# PROBLEM TO SOLVE
Reproduce all of the listing below without alteration.

Saved entries
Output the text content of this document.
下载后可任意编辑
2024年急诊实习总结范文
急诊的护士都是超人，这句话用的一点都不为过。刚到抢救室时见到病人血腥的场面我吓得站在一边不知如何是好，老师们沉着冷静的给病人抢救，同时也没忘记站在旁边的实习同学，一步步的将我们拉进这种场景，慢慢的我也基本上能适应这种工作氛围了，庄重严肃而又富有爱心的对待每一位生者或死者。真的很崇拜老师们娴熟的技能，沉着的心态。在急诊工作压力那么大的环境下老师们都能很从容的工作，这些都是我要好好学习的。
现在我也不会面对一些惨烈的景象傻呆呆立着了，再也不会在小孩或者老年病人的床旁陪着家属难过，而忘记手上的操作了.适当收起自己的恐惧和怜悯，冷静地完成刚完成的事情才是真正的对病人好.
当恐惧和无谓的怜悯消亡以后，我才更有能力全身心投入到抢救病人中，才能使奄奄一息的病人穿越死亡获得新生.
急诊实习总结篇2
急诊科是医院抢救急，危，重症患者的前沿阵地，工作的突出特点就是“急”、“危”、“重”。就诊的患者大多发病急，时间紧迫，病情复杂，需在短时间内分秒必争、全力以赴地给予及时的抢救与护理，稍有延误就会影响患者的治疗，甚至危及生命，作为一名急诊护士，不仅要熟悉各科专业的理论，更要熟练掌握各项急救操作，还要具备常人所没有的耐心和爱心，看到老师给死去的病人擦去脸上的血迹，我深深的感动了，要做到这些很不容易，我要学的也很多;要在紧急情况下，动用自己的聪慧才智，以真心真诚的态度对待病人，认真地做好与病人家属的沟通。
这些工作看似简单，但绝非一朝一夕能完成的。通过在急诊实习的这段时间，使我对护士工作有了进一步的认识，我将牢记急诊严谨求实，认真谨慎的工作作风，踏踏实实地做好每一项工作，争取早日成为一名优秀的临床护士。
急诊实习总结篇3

# EXPECTED ANSWER
Output the text content of this document.
下载后可任意编辑
2024年急诊实习总结范文
急诊的护士都是超人，这句话用的一点都不为过。刚到抢救室时见到病人血腥的场面我吓得站在一边不知如何是好，老师们沉着冷静的给病人抢救，同时也没忘记站在旁边的实习同学，一步步的将我们拉进这种场景，慢慢的我也基本上能适应这种工作氛围了，庄重严肃而又富有爱心的对待每一位生者或死者。真的很崇拜老师们娴熟的技能，沉着的心态。在急诊工作压力那么大的环境下老师们都能很从容的工作，这些都是我要好好学习的。
现在我也不会面对一些惨烈的景象傻呆呆立着了，再也不会在小孩或者老年病人的床旁陪着家属难过，而忘记手上的操作了.适当收起自己的恐惧和怜悯，冷静地完成刚完成的事情才是真正的对病人好.
当恐惧和无谓的怜悯消亡以后，我才更有能力全身心投入到抢救病人中，才能使奄奄一息的病人穿越死亡获得新生.
急诊实习总结篇2
急诊科是医院抢救急，危，重症患者的前沿阵地，工作的突出特点就是“急”、“危”、“重”。就诊的患者大多发病急，时间紧迫，病情复杂，需在短时间内分秒必争、全力以赴地给予及时的抢救与护理，稍有延误就会影响患者的治疗，甚至危及生命，作为一名急诊护士，不仅要熟悉各科专业的理论，更要熟练掌握各项急救操作，还要具备常人所没有的耐心和爱心，看到老师给死去的病人擦去脸上的血迹，我深深的感动了，要做到这些很不容易，我要学的也很多;要在紧急情况下，动用自己的聪慧才智，以真心真诚的态度对待病人，认真地做好与病人家属的沟通。
这些工作看似简单，但绝非一朝一夕能完成的。通过在急诊实习的这段时间，使我对护士工作有了进一步的认识，我将牢记急诊严谨求实，认真谨慎的工作作风，踏踏实实地做好每一项工作，争取早日成为一名优秀的临床护士。
急诊实习总结篇3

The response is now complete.